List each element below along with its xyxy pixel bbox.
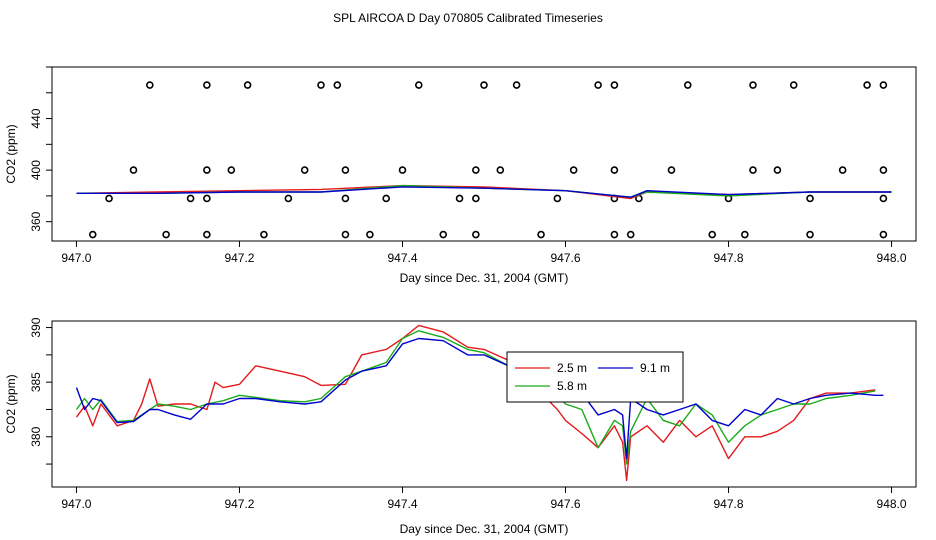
x-tick-label: 947.2	[224, 251, 254, 265]
series-line-9-1-m	[75, 337, 884, 460]
scatter-point	[382, 194, 390, 203]
top-panel: 947.0 947.2 947.4 947.6 947.8 948.0 360 400 440…	[4, 66, 917, 285]
series-line-2-5-m	[75, 324, 876, 482]
scatter-point	[773, 166, 782, 174]
bottom-y-axis-label: CO2 (ppm)	[4, 374, 18, 433]
scatter-point	[496, 166, 505, 174]
scatter-point	[146, 81, 154, 89]
scatter-point	[414, 81, 423, 89]
series-line-5-8-m	[75, 330, 876, 465]
top-x-axis-label: Day since Dec. 31, 2004 (GMT)	[400, 271, 569, 285]
scatter-point	[398, 166, 407, 174]
scatter-point	[683, 81, 692, 89]
x-tick-label: 947.8	[714, 497, 744, 511]
scatter-point	[227, 166, 236, 174]
scatter-point	[366, 230, 374, 239]
top-plot-marks	[76, 81, 892, 239]
bottom-x-axis: 947.0 947.2 947.4 947.6 947.8 948.0	[61, 487, 907, 511]
legend-box	[506, 351, 684, 403]
scatter-point	[472, 230, 480, 239]
scatter-point	[553, 194, 562, 203]
scatter-point	[333, 81, 342, 89]
legend-label-5-8m: 5.8 m	[557, 379, 587, 393]
x-tick-label: 948.0	[877, 497, 907, 511]
scatter-point	[317, 81, 325, 89]
scatter-point	[203, 230, 211, 239]
x-tick-label: 947.0	[61, 251, 91, 265]
bottom-plot-marks	[75, 324, 884, 482]
legend-label-2-5m: 2.5 m	[557, 361, 587, 375]
scatter-point	[749, 81, 757, 89]
x-tick-label: 947.4	[387, 251, 417, 265]
top-x-axis: 947.0 947.2 947.4 947.6 947.8 948.0	[61, 241, 907, 265]
top-plot-frame	[51, 66, 917, 242]
y-tick-label: 400	[29, 160, 43, 180]
scatter-point	[610, 81, 619, 89]
x-tick-label: 947.6	[550, 251, 580, 265]
scatter-point	[186, 194, 195, 203]
x-tick-label: 947.8	[714, 251, 744, 265]
scatter-point	[284, 194, 293, 203]
x-tick-label: 947.2	[224, 497, 254, 511]
scatter-point	[203, 194, 211, 203]
scatter-point	[879, 230, 888, 239]
scatter-point	[708, 230, 717, 239]
scatter-point	[879, 166, 888, 174]
bottom-y-axis: 380 385 390	[29, 317, 52, 465]
scatter-point	[749, 166, 757, 174]
figure-title: SPL AIRCOA D Day 070805 Calibrated Times…	[333, 11, 603, 25]
scatter-point	[789, 81, 798, 89]
scatter-point	[88, 230, 97, 239]
scatter-point	[594, 81, 602, 89]
legend-label-9-1m: 9.1 m	[640, 361, 670, 375]
scatter-point	[667, 166, 676, 174]
x-tick-label: 947.4	[387, 497, 417, 511]
scatter-point	[472, 166, 480, 174]
scatter-point	[341, 194, 350, 203]
scatter-point	[472, 194, 480, 203]
scatter-point	[105, 194, 113, 203]
y-tick-label: 385	[29, 372, 43, 392]
scatter-point	[260, 230, 268, 239]
scatter-point	[300, 166, 309, 174]
scatter-point	[806, 194, 814, 203]
scatter-point	[610, 166, 619, 174]
scatter-point	[537, 230, 545, 239]
scatter-point	[129, 166, 138, 174]
scatter-point	[341, 166, 350, 174]
scatter-point	[879, 194, 888, 203]
bottom-x-axis-label: Day since Dec. 31, 2004 (GMT)	[400, 522, 569, 536]
scatter-point	[203, 166, 211, 174]
scatter-point	[512, 81, 521, 89]
x-tick-label: 948.0	[877, 251, 907, 265]
x-tick-label: 947.0	[61, 497, 91, 511]
scatter-point	[741, 230, 749, 239]
y-tick-label: 440	[29, 108, 43, 128]
bottom-plot-frame	[51, 320, 917, 488]
y-tick-label: 360	[29, 211, 43, 231]
scatter-point	[879, 81, 888, 89]
scatter-point	[455, 194, 464, 203]
scatter-point	[610, 230, 619, 239]
scatter-point	[480, 81, 488, 89]
scatter-point	[341, 230, 350, 239]
bottom-panel: 947.0 947.2 947.4 947.6 947.8 948.0 380 385 390…	[4, 317, 917, 536]
scatter-point	[838, 166, 847, 174]
y-tick-label: 390	[29, 317, 43, 337]
scatter-point	[243, 81, 252, 89]
scatter-point	[439, 230, 448, 239]
scatter-point	[806, 230, 814, 239]
top-y-axis-label: CO2 (ppm)	[4, 124, 18, 183]
top-y-axis: 360 400 440	[29, 66, 52, 232]
x-tick-label: 947.6	[550, 497, 580, 511]
y-tick-label: 380	[29, 426, 43, 446]
scatter-point	[626, 230, 635, 239]
scatter-point	[569, 166, 578, 174]
series-line-9-1-m	[76, 186, 892, 198]
legend: 2.5 m 9.1 m 5.8 m	[506, 351, 684, 403]
scatter-point	[162, 230, 170, 239]
scatter-point	[863, 81, 871, 89]
scatter-point	[203, 81, 211, 89]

▶ **Brief**:
Copy every line of the records above verbatim, leaving out the pictures.

▶ **Exercise result**:
List each element below along with its xyxy pixel bbox.
x-tick-label: 947.2	[224, 251, 254, 265]
series-line-9-1-m	[75, 337, 884, 460]
scatter-point	[382, 194, 390, 203]
top-panel: 947.0 947.2 947.4 947.6 947.8 948.0 360 400 440…	[4, 66, 917, 285]
series-line-2-5-m	[75, 324, 876, 482]
scatter-point	[773, 166, 782, 174]
bottom-y-axis-label: CO2 (ppm)	[4, 374, 18, 433]
scatter-point	[496, 166, 505, 174]
scatter-point	[146, 81, 154, 89]
scatter-point	[414, 81, 423, 89]
series-line-5-8-m	[75, 330, 876, 465]
top-x-axis-label: Day since Dec. 31, 2004 (GMT)	[400, 271, 569, 285]
scatter-point	[398, 166, 407, 174]
scatter-point	[683, 81, 692, 89]
x-tick-label: 947.8	[714, 497, 744, 511]
scatter-point	[227, 166, 236, 174]
scatter-point	[366, 230, 374, 239]
top-plot-marks	[76, 81, 892, 239]
bottom-x-axis: 947.0 947.2 947.4 947.6 947.8 948.0	[61, 487, 907, 511]
legend-box	[506, 351, 684, 403]
scatter-point	[472, 230, 480, 239]
scatter-point	[553, 194, 562, 203]
scatter-point	[333, 81, 342, 89]
legend-label-5-8m: 5.8 m	[557, 379, 587, 393]
x-tick-label: 948.0	[877, 497, 907, 511]
scatter-point	[317, 81, 325, 89]
scatter-point	[203, 230, 211, 239]
x-tick-label: 947.0	[61, 251, 91, 265]
bottom-plot-marks	[75, 324, 884, 482]
legend-label-2-5m: 2.5 m	[557, 361, 587, 375]
scatter-point	[749, 81, 757, 89]
x-tick-label: 947.4	[387, 251, 417, 265]
top-x-axis: 947.0 947.2 947.4 947.6 947.8 948.0	[61, 241, 907, 265]
top-plot-frame	[51, 66, 917, 242]
y-tick-label: 400	[29, 160, 43, 180]
scatter-point	[610, 81, 619, 89]
x-tick-label: 947.6	[550, 251, 580, 265]
scatter-point	[186, 194, 195, 203]
x-tick-label: 947.8	[714, 251, 744, 265]
scatter-point	[284, 194, 293, 203]
x-tick-label: 947.2	[224, 497, 254, 511]
scatter-point	[203, 194, 211, 203]
scatter-point	[879, 230, 888, 239]
scatter-point	[708, 230, 717, 239]
scatter-point	[879, 166, 888, 174]
bottom-y-axis: 380 385 390	[29, 317, 52, 465]
scatter-point	[749, 166, 757, 174]
figure-title: SPL AIRCOA D Day 070805 Calibrated Times…	[333, 11, 603, 25]
scatter-point	[789, 81, 798, 89]
scatter-point	[88, 230, 97, 239]
scatter-point	[594, 81, 602, 89]
legend-label-9-1m: 9.1 m	[640, 361, 670, 375]
scatter-point	[667, 166, 676, 174]
x-tick-label: 947.4	[387, 497, 417, 511]
scatter-point	[472, 166, 480, 174]
scatter-point	[341, 194, 350, 203]
scatter-point	[472, 194, 480, 203]
scatter-point	[105, 194, 113, 203]
y-tick-label: 385	[29, 372, 43, 392]
scatter-point	[260, 230, 268, 239]
scatter-point	[300, 166, 309, 174]
scatter-point	[806, 194, 814, 203]
scatter-point	[610, 166, 619, 174]
scatter-point	[537, 230, 545, 239]
scatter-point	[129, 166, 138, 174]
scatter-point	[341, 166, 350, 174]
scatter-point	[879, 194, 888, 203]
bottom-x-axis-label: Day since Dec. 31, 2004 (GMT)	[400, 522, 569, 536]
scatter-point	[203, 166, 211, 174]
scatter-point	[512, 81, 521, 89]
x-tick-label: 948.0	[877, 251, 907, 265]
x-tick-label: 947.0	[61, 497, 91, 511]
scatter-point	[741, 230, 749, 239]
y-tick-label: 440	[29, 108, 43, 128]
bottom-plot-frame	[51, 320, 917, 488]
y-tick-label: 360	[29, 211, 43, 231]
scatter-point	[879, 81, 888, 89]
scatter-point	[455, 194, 464, 203]
scatter-point	[610, 230, 619, 239]
scatter-point	[480, 81, 488, 89]
scatter-point	[341, 230, 350, 239]
bottom-panel: 947.0 947.2 947.4 947.6 947.8 948.0 380 385 390…	[4, 317, 917, 536]
scatter-point	[838, 166, 847, 174]
y-tick-label: 390	[29, 317, 43, 337]
scatter-point	[243, 81, 252, 89]
scatter-point	[439, 230, 448, 239]
scatter-point	[806, 230, 814, 239]
top-y-axis-label: CO2 (ppm)	[4, 124, 18, 183]
top-y-axis: 360 400 440	[29, 66, 52, 232]
x-tick-label: 947.6	[550, 497, 580, 511]
y-tick-label: 380	[29, 426, 43, 446]
scatter-point	[626, 230, 635, 239]
scatter-point	[569, 166, 578, 174]
series-line-9-1-m	[76, 186, 892, 198]
legend: 2.5 m 9.1 m 5.8 m	[506, 351, 684, 403]
scatter-point	[162, 230, 170, 239]
scatter-point	[863, 81, 871, 89]
scatter-point	[203, 81, 211, 89]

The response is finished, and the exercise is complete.